### [Problem requirements]
What is needed here is an exact copy of every entry.

++++

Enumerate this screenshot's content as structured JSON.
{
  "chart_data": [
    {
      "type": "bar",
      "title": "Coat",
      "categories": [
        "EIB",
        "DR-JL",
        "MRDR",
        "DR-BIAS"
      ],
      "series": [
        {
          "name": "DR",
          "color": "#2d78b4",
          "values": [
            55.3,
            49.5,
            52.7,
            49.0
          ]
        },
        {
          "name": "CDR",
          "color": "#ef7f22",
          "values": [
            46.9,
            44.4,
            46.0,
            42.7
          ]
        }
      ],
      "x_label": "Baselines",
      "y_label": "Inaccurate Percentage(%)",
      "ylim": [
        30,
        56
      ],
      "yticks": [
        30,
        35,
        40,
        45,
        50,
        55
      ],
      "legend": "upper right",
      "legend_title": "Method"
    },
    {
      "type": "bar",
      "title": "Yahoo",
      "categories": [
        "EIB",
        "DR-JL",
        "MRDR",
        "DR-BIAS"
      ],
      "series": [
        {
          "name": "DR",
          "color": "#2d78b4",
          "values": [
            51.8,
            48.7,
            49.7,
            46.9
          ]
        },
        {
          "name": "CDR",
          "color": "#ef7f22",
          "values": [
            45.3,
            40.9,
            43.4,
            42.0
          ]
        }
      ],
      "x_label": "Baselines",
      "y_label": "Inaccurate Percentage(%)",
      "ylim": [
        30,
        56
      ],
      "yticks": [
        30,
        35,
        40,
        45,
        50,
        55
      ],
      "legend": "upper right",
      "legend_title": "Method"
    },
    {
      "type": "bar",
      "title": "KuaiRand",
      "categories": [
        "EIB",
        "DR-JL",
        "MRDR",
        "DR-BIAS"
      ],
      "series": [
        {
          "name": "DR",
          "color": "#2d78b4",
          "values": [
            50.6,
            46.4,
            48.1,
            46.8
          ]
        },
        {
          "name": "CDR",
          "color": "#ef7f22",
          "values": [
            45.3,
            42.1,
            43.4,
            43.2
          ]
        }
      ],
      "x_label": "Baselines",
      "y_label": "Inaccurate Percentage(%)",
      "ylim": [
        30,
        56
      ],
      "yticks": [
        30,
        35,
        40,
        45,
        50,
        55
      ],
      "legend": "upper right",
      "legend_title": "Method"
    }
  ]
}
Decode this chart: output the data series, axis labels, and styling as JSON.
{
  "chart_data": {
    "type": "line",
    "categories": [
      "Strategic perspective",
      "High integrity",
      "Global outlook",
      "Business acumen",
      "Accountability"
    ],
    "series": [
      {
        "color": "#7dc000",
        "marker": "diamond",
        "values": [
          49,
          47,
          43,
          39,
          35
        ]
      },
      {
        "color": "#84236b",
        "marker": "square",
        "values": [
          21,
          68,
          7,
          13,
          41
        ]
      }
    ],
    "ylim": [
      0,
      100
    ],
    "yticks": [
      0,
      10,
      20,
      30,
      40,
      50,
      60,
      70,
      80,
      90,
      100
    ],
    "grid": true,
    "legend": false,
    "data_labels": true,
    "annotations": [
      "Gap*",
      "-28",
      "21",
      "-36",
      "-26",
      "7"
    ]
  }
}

++++

### [Correct output]
Enumerate this screenshot's content as structured JSON.
{
  "chart_data": [
    {
      "type": "bar",
      "title": "Coat",
      "categories": [
        "EIB",
        "DR-JL",
        "MRDR",
        "DR-BIAS"
      ],
      "series": [
        {
          "name": "DR",
          "color": "#2d78b4",
          "values": [
            55.3,
            49.5,
            52.7,
            49.0
          ]
        },
        {
          "name": "CDR",
          "color": "#ef7f22",
          "values": [
            46.9,
            44.4,
            46.0,
            42.7
          ]
        }
      ],
      "x_label": "Baselines",
      "y_label": "Inaccurate Percentage(%)",
      "ylim": [
        30,
        56
      ],
      "yticks": [
        30,
        35,
        40,
        45,
        50,
        55
      ],
      "legend": "upper right",
      "legend_title": "Method"
    },
    {
      "type": "bar",
      "title": "Yahoo",
      "categories": [
        "EIB",
        "DR-JL",
        "MRDR",
        "DR-BIAS"
      ],
      "series": [
        {
          "name": "DR",
          "color": "#2d78b4",
          "values": [
            51.8,
            48.7,
            49.7,
            46.9
          ]
        },
        {
          "name": "CDR",
          "color": "#ef7f22",
          "values": [
            45.3,
            40.9,
            43.4,
            42.0
          ]
        }
      ],
      "x_label": "Baselines",
      "y_label": "Inaccurate Percentage(%)",
      "ylim": [
        30,
        56
      ],
      "yticks": [
        30,
        35,
        40,
        45,
        50,
        55
      ],
      "legend": "upper right",
      "legend_title": "Method"
    },
    {
      "type": "bar",
      "title": "KuaiRand",
      "categories": [
        "EIB",
        "DR-JL",
        "MRDR",
        "DR-BIAS"
      ],
      "series": [
        {
          "name": "DR",
          "color": "#2d78b4",
          "values": [
            50.6,
            46.4,
            48.1,
            46.8
          ]
        },
        {
          "name": "CDR",
          "color": "#ef7f22",
          "values": [
            45.3,
            42.1,
            43.4,
            43.2
          ]
        }
      ],
      "x_label": "Baselines",
      "y_label": "Inaccurate Percentage(%)",
      "ylim": [
        30,
        56
      ],
      "yticks": [
        30,
        35,
        40,
        45,
        50,
        55
      ],
      "legend": "upper right",
      "legend_title": "Method"
    }
  ]
}
Decode this chart: output the data series, axis labels, and styling as JSON.
{
  "chart_data": {
    "type": "line",
    "categories": [
      "Strategic perspective",
      "High integrity",
      "Global outlook",
      "Business acumen",
      "Accountability"
    ],
    "series": [
      {
        "color": "#7dc000",
        "marker": "diamond",
        "values": [
          49,
          47,
          43,
          39,
          35
        ]
      },
      {
        "color": "#84236b",
        "marker": "square",
        "values": [
          21,
          68,
          7,
          13,
          41
        ]
      }
    ],
    "ylim": [
      0,
      100
    ],
    "yticks": [
      0,
      10,
      20,
      30,
      40,
      50,
      60,
      70,
      80,
      90,
      100
    ],
    "grid": true,
    "legend": false,
    "data_labels": true,
    "annotations": [
      "Gap*",
      "-28",
      "21",
      "-36",
      "-26",
      "7"
    ]
  }
}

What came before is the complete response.